**** Record excerpts ****

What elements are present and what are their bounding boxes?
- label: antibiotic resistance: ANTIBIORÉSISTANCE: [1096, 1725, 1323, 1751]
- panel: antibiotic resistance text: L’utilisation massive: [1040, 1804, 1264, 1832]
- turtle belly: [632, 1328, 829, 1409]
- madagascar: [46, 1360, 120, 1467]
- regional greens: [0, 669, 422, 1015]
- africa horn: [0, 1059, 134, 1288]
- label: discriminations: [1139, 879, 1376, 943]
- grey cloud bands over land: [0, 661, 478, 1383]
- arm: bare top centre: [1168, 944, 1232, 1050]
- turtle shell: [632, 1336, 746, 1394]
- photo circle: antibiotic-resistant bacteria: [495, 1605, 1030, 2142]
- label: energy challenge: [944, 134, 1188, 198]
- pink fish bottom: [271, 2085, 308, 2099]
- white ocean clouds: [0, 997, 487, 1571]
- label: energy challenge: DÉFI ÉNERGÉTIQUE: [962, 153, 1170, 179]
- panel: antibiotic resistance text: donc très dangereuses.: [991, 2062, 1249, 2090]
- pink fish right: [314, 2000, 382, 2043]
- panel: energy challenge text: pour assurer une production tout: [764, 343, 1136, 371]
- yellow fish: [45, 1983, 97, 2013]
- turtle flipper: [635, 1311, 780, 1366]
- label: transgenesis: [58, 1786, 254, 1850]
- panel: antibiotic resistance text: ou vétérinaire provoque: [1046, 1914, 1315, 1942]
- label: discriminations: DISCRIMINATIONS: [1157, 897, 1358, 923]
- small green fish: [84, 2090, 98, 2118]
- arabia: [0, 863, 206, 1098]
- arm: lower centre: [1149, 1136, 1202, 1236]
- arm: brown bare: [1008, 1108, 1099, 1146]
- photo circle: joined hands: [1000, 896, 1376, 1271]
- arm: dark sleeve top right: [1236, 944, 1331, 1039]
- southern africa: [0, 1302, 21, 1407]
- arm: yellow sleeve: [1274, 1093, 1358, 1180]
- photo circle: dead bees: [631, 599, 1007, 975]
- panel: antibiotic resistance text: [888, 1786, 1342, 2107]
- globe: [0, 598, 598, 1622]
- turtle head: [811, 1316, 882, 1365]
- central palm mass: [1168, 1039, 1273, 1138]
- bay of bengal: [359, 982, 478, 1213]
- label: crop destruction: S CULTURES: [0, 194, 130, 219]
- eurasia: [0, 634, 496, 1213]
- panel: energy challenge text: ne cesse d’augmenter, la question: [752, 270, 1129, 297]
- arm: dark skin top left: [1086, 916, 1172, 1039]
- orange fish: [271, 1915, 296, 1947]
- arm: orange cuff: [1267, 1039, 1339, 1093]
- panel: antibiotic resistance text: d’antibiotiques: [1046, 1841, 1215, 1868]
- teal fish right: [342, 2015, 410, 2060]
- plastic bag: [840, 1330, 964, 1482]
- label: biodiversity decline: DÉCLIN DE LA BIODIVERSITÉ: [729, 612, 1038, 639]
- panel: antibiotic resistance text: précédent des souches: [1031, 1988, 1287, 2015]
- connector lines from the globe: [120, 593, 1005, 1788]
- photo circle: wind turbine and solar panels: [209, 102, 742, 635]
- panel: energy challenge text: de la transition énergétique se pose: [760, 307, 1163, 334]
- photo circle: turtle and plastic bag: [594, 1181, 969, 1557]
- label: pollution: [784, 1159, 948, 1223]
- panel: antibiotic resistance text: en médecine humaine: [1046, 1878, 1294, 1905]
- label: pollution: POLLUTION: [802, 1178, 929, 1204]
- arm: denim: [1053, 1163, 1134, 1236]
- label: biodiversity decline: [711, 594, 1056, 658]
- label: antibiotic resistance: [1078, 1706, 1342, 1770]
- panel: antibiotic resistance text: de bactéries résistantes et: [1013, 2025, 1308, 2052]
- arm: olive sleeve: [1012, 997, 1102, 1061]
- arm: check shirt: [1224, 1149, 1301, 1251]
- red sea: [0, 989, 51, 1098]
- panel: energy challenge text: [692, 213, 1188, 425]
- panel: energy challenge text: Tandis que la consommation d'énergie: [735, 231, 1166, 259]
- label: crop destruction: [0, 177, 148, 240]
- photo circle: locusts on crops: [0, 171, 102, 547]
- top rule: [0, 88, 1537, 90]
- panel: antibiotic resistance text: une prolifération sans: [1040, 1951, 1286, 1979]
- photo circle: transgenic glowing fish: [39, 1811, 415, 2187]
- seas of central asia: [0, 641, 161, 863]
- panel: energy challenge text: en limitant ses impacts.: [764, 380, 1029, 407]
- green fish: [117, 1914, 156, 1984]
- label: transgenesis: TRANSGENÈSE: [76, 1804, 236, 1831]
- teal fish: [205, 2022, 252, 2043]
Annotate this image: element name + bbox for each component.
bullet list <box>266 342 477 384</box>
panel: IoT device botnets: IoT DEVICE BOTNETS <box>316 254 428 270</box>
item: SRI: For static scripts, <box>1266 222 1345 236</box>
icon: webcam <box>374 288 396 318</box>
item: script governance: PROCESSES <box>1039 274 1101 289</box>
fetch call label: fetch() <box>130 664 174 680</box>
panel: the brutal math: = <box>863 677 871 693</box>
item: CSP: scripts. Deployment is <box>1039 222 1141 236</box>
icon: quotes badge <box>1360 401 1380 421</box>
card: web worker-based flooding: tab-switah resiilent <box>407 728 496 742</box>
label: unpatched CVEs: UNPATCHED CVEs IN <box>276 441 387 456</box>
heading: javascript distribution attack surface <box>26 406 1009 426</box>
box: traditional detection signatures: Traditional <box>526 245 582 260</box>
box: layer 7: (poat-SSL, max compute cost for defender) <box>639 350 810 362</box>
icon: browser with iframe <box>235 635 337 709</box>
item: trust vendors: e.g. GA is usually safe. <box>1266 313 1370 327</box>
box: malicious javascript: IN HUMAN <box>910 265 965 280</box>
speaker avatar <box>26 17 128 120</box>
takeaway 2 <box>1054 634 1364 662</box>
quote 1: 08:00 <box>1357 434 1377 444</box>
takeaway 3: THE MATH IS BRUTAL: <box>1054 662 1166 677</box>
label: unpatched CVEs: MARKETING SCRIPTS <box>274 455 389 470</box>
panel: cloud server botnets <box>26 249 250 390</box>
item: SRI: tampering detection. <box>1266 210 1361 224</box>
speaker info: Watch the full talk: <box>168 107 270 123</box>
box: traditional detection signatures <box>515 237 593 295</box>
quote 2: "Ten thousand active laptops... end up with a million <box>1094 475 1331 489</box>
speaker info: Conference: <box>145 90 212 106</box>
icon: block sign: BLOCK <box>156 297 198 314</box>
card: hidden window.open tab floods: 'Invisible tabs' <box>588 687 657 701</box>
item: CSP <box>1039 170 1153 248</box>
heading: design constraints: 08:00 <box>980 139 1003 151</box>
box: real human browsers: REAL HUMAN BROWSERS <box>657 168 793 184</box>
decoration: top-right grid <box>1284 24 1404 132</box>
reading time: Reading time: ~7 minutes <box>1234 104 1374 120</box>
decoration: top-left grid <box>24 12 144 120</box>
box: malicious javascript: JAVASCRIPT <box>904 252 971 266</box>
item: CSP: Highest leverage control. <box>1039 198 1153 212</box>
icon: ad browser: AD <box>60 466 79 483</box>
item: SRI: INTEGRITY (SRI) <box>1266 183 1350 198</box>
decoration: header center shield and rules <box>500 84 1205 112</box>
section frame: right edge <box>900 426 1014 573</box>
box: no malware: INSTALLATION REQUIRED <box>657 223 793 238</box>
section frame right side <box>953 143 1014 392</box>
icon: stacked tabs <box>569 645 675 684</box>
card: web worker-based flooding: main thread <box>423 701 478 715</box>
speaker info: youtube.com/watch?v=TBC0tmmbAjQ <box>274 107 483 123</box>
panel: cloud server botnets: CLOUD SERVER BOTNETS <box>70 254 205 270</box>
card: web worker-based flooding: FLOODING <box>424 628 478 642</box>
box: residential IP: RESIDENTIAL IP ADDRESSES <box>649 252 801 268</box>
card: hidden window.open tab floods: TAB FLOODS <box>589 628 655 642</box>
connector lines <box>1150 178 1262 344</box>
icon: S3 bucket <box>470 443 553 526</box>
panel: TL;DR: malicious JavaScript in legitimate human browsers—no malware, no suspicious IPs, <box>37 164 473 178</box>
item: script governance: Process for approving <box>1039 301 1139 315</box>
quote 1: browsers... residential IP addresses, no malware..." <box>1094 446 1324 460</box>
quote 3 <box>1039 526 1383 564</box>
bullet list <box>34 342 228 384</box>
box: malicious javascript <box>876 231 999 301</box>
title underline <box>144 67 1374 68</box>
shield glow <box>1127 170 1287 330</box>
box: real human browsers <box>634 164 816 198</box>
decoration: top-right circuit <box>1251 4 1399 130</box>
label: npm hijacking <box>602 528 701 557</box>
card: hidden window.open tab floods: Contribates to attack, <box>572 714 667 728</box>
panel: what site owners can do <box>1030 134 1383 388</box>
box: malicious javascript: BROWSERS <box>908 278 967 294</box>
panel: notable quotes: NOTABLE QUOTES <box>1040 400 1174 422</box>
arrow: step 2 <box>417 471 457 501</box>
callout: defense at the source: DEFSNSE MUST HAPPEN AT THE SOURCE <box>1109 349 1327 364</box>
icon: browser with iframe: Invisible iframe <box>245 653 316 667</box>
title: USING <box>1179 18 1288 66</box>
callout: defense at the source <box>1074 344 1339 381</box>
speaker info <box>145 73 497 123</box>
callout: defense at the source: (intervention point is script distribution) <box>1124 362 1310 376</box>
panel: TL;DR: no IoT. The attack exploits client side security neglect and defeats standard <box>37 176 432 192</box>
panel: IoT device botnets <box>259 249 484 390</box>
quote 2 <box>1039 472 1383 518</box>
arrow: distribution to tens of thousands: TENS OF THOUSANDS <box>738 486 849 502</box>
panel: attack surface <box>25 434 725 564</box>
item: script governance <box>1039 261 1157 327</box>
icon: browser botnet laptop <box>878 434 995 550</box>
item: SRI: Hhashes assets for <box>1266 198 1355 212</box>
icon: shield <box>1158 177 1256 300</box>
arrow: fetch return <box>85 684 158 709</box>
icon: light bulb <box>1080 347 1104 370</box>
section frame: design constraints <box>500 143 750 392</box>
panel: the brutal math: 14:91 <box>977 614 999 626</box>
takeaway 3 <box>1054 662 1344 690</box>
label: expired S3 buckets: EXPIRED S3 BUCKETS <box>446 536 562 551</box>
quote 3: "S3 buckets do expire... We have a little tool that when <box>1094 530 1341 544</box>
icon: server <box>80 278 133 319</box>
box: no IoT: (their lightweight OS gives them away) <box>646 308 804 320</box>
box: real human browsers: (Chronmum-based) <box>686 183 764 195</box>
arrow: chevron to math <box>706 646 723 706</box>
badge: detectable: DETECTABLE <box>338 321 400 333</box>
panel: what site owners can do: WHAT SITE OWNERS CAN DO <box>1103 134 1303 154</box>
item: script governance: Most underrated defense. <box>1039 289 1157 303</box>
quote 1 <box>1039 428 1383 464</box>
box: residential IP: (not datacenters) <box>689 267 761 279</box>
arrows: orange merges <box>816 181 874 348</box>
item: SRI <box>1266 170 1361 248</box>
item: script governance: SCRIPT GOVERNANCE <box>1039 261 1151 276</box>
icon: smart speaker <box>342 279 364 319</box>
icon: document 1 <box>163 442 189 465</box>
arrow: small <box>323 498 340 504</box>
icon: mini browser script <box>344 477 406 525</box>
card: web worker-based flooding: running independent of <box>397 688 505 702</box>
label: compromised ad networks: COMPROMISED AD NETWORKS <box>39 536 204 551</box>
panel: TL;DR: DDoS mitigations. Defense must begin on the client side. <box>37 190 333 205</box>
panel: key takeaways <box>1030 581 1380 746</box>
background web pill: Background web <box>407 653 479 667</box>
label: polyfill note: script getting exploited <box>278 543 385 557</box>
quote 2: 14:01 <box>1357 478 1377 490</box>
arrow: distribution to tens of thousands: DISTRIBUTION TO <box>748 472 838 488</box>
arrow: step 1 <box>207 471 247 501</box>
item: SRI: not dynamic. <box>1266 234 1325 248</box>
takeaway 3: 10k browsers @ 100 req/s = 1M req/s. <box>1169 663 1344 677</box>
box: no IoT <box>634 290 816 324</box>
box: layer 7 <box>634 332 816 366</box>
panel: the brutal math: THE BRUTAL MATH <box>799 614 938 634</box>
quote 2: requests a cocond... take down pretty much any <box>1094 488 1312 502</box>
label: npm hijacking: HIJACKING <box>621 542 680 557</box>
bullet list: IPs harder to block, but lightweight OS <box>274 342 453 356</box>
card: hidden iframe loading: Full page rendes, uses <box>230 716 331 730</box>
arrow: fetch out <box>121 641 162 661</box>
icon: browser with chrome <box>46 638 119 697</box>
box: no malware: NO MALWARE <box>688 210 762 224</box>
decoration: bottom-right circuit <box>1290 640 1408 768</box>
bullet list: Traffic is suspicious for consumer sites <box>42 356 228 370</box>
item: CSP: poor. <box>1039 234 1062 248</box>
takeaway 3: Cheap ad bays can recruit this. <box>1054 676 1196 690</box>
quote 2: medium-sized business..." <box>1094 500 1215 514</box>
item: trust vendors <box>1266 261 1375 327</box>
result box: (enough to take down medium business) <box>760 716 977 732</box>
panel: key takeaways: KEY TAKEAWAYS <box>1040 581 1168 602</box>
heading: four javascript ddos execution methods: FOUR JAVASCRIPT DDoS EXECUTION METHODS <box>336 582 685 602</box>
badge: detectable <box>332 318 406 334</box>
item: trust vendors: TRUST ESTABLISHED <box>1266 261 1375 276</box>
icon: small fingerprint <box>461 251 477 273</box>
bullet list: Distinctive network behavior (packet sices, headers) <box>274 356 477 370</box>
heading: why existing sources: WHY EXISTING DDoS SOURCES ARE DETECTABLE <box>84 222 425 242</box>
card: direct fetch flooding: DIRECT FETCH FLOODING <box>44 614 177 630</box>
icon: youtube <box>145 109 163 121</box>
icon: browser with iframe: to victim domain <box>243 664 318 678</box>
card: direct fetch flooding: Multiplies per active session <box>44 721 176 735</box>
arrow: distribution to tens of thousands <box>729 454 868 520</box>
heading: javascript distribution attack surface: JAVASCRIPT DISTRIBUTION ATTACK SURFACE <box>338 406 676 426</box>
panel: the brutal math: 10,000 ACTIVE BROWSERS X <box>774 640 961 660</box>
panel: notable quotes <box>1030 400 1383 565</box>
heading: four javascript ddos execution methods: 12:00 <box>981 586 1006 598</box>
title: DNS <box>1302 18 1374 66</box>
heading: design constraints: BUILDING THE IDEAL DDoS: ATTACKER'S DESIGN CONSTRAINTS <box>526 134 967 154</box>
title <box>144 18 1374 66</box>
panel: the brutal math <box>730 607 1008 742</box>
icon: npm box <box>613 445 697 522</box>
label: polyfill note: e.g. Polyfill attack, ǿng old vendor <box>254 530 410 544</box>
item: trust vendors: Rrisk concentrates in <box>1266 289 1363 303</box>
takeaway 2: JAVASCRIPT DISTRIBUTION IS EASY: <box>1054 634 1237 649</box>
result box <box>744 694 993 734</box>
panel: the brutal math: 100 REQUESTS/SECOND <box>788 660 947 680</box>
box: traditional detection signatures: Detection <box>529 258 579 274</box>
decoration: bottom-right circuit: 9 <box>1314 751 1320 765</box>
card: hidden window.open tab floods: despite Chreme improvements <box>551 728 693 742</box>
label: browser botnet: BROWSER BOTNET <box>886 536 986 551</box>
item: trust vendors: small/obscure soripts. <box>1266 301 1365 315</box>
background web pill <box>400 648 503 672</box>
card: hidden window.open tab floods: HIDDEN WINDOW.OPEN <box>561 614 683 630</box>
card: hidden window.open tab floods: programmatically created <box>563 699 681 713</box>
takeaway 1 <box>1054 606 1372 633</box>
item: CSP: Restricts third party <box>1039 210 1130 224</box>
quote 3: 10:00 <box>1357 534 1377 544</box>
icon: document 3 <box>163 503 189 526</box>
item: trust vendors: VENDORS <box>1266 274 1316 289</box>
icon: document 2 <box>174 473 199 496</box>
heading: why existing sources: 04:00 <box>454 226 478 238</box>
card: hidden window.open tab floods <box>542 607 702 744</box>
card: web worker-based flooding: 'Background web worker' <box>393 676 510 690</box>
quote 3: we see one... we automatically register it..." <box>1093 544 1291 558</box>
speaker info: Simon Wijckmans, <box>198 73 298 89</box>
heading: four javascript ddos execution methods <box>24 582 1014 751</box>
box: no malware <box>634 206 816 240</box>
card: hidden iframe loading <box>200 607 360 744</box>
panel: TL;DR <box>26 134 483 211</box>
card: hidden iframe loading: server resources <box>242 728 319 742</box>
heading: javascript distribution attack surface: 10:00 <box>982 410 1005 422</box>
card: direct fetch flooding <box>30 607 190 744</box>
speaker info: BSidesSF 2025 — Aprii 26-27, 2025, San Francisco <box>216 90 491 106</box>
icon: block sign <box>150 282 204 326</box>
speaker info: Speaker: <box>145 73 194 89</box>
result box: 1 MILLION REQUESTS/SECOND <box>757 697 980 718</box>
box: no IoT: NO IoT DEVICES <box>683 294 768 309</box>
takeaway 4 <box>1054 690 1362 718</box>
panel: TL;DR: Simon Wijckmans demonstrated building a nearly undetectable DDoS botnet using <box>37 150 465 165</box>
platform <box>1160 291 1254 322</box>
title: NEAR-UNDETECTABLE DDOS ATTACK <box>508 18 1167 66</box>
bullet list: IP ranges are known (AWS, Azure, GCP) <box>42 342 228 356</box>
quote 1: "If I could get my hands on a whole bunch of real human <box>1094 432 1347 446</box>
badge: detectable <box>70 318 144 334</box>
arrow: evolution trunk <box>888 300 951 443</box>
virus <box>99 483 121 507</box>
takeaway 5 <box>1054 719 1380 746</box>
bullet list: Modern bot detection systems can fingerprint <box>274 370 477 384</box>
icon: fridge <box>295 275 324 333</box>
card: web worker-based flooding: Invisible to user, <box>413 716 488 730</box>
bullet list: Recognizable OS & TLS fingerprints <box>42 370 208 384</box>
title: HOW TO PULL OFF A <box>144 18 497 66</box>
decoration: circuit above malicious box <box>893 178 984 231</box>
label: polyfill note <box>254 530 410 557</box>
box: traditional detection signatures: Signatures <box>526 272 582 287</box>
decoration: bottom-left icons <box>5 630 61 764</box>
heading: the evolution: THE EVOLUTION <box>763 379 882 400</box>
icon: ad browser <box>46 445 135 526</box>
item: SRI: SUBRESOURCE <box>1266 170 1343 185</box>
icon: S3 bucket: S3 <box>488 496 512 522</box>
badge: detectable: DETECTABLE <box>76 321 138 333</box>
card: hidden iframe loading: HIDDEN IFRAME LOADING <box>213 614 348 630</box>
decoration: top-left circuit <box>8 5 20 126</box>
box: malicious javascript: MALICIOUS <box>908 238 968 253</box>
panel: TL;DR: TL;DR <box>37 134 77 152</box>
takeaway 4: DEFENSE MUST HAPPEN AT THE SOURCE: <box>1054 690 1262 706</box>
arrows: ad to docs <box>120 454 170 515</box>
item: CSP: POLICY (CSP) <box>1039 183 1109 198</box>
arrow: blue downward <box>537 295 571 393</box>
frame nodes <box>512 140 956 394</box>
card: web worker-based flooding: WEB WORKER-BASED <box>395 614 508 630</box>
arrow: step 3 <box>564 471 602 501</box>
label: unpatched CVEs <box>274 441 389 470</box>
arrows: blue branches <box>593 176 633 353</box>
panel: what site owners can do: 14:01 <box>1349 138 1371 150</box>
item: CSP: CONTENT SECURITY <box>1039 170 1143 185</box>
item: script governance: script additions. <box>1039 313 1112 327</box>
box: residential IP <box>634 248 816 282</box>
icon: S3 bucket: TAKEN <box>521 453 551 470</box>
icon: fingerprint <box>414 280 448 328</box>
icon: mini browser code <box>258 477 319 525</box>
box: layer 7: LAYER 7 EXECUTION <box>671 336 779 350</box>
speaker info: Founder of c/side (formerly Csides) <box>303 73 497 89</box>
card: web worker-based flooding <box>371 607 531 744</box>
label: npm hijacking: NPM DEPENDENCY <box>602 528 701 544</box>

****

_What the exercise asks_
Extract each line from the entries above that contains the string "Simon".

_Response to the task_
speaker info: Simon Wijckmans, <box>198 73 298 89</box>
panel: TL;DR: Simon Wijckmans demonstrated building a nearly undetectable DDoS botnet using <box>37 150 465 165</box>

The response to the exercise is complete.